AVAILABLE RECORDS ->
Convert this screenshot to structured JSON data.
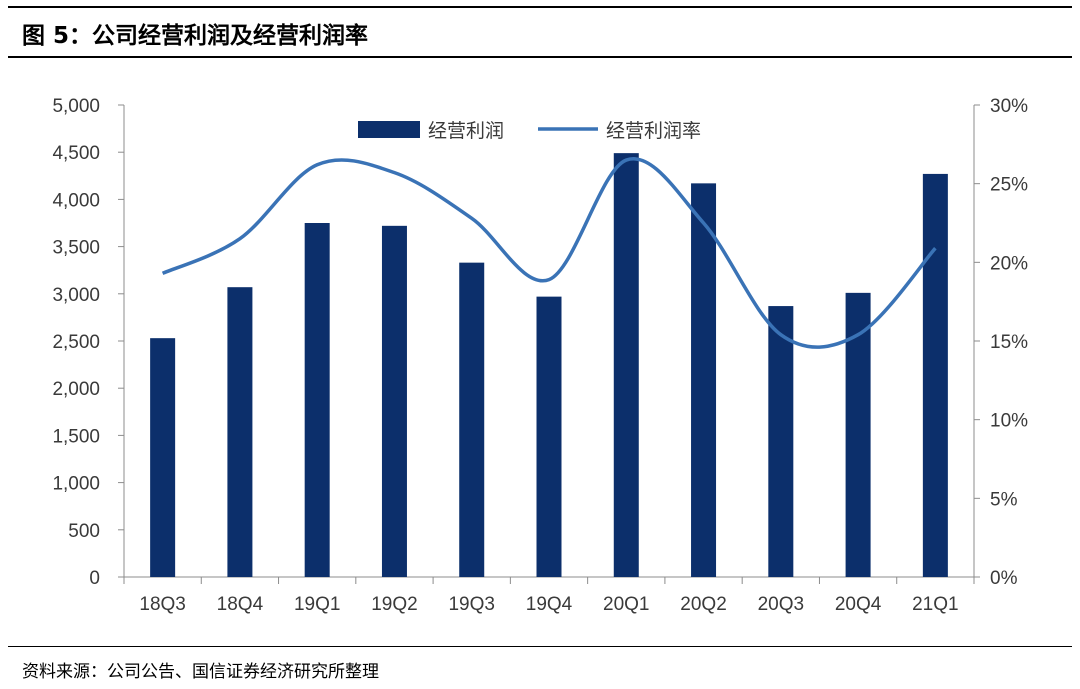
{
  "header": {
    "title": "图 5：公司经营利润及经营利润率"
  },
  "footer": {
    "source": "资料来源：公司公告、国信证券经济研究所整理"
  },
  "chart_data": {
    "type": "bar",
    "title": "",
    "categories": [
      "18Q3",
      "18Q4",
      "19Q1",
      "19Q2",
      "19Q3",
      "19Q4",
      "20Q1",
      "20Q2",
      "20Q3",
      "20Q4",
      "21Q1"
    ],
    "series": [
      {
        "name": "经营利润",
        "type": "bar",
        "axis": "left",
        "values": [
          2530,
          3070,
          3750,
          3720,
          3330,
          2970,
          4490,
          4170,
          2870,
          3010,
          4270
        ]
      },
      {
        "name": "经营利润率",
        "type": "line",
        "axis": "right",
        "smooth": true,
        "values": [
          0.193,
          0.215,
          0.262,
          0.257,
          0.228,
          0.189,
          0.265,
          0.225,
          0.154,
          0.154,
          0.209
        ]
      }
    ],
    "ylim_left": [
      0,
      5000
    ],
    "yticks_left": [
      "0",
      "500",
      "1,000",
      "1,500",
      "2,000",
      "2,500",
      "3,000",
      "3,500",
      "4,000",
      "4,500",
      "5,000"
    ],
    "ylim_right": [
      0,
      0.3
    ],
    "yticks_right": [
      "0%",
      "5%",
      "10%",
      "15%",
      "20%",
      "25%",
      "30%"
    ],
    "grid": false,
    "legend_position": "top",
    "colors": {
      "bar": "#0c2f6b",
      "line": "#3a73b6"
    }
  }
}
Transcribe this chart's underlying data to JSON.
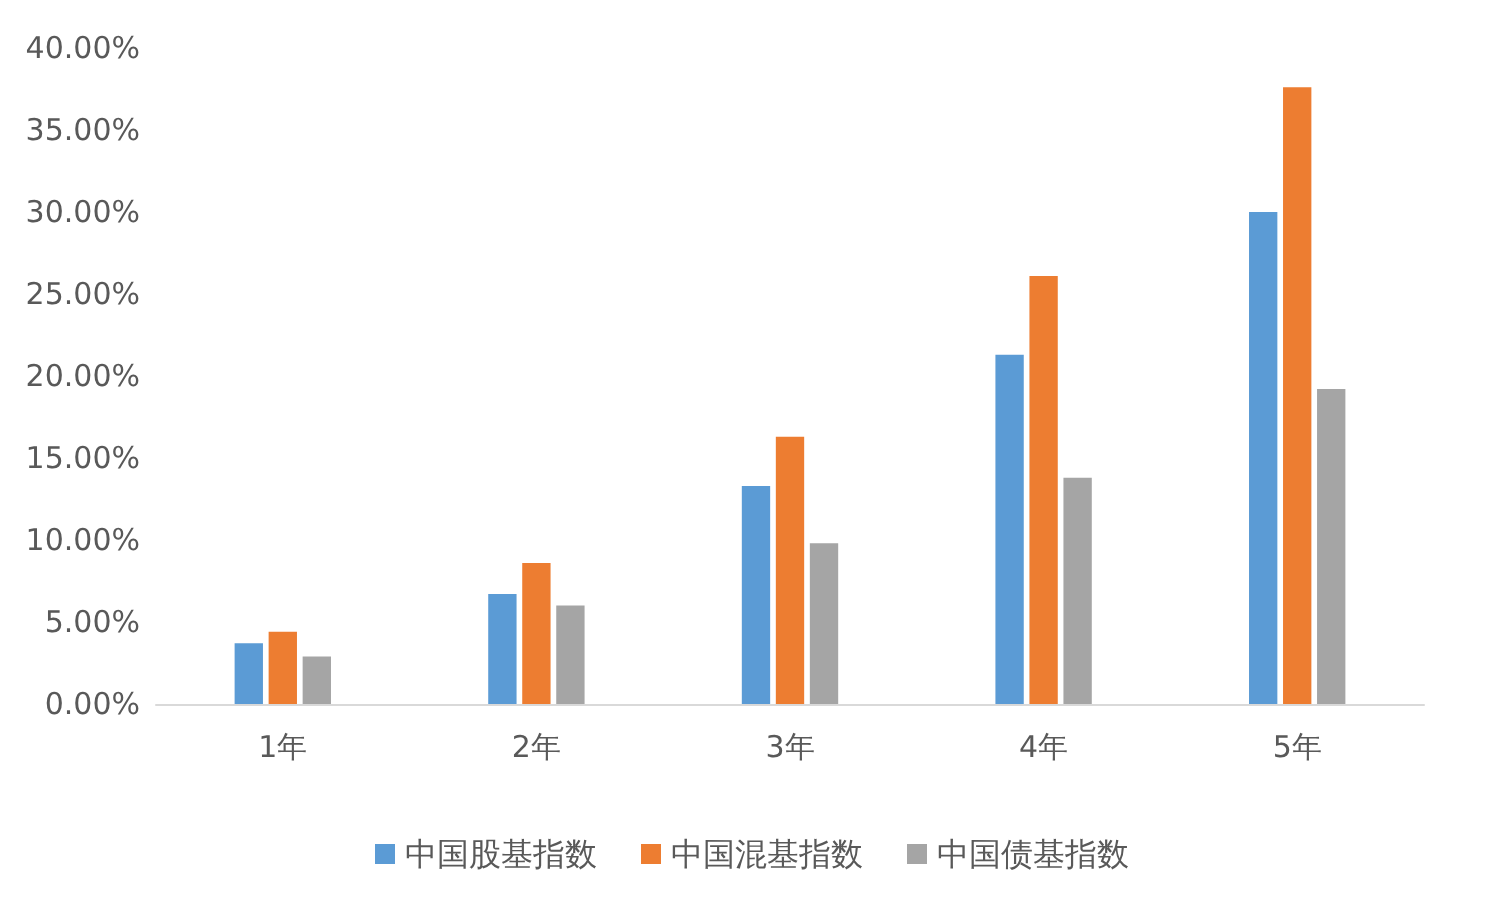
{
  "chart_data": {
    "type": "bar",
    "categories": [
      "1年",
      "2年",
      "3年",
      "4年",
      "5年"
    ],
    "series": [
      {
        "name": "中国股基指数",
        "color": "#5b9bd5",
        "values": [
          3.7,
          6.7,
          13.3,
          21.3,
          30.0
        ]
      },
      {
        "name": "中国混基指数",
        "color": "#ed7d31",
        "values": [
          4.4,
          8.6,
          16.3,
          26.1,
          37.6
        ]
      },
      {
        "name": "中国债基指数",
        "color": "#a5a5a5",
        "values": [
          2.9,
          6.0,
          9.8,
          13.8,
          19.2
        ]
      }
    ],
    "ylim": [
      0,
      40
    ],
    "yticks": [
      {
        "value": 0,
        "label": "0.00%"
      },
      {
        "value": 5,
        "label": "5.00%"
      },
      {
        "value": 10,
        "label": "10.00%"
      },
      {
        "value": 15,
        "label": "15.00%"
      },
      {
        "value": 20,
        "label": "20.00%"
      },
      {
        "value": 25,
        "label": "25.00%"
      },
      {
        "value": 30,
        "label": "30.00%"
      },
      {
        "value": 35,
        "label": "35.00%"
      },
      {
        "value": 40,
        "label": "40.00%"
      }
    ],
    "grid": false,
    "legend": "bottom"
  }
}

DO THIS -> Reproduce verbatim, and only, the lines starting at the one that contains "Transcribe this chart's" and ending with the final line of the records; leave out the pictures.

SOLUTION ->
Transcribe this chart's underlying data to JSON.
{
  "chart_data": {
    "type": "bar",
    "categories": [
      "1年",
      "2年",
      "3年",
      "4年",
      "5年"
    ],
    "series": [
      {
        "name": "中国股基指数",
        "color": "#5b9bd5",
        "values": [
          3.7,
          6.7,
          13.3,
          21.3,
          30.0
        ]
      },
      {
        "name": "中国混基指数",
        "color": "#ed7d31",
        "values": [
          4.4,
          8.6,
          16.3,
          26.1,
          37.6
        ]
      },
      {
        "name": "中国债基指数",
        "color": "#a5a5a5",
        "values": [
          2.9,
          6.0,
          9.8,
          13.8,
          19.2
        ]
      }
    ],
    "ylim": [
      0,
      40
    ],
    "yticks": [
      {
        "value": 0,
        "label": "0.00%"
      },
      {
        "value": 5,
        "label": "5.00%"
      },
      {
        "value": 10,
        "label": "10.00%"
      },
      {
        "value": 15,
        "label": "15.00%"
      },
      {
        "value": 20,
        "label": "20.00%"
      },
      {
        "value": 25,
        "label": "25.00%"
      },
      {
        "value": 30,
        "label": "30.00%"
      },
      {
        "value": 35,
        "label": "35.00%"
      },
      {
        "value": 40,
        "label": "40.00%"
      }
    ],
    "grid": false,
    "legend": "bottom"
  }
}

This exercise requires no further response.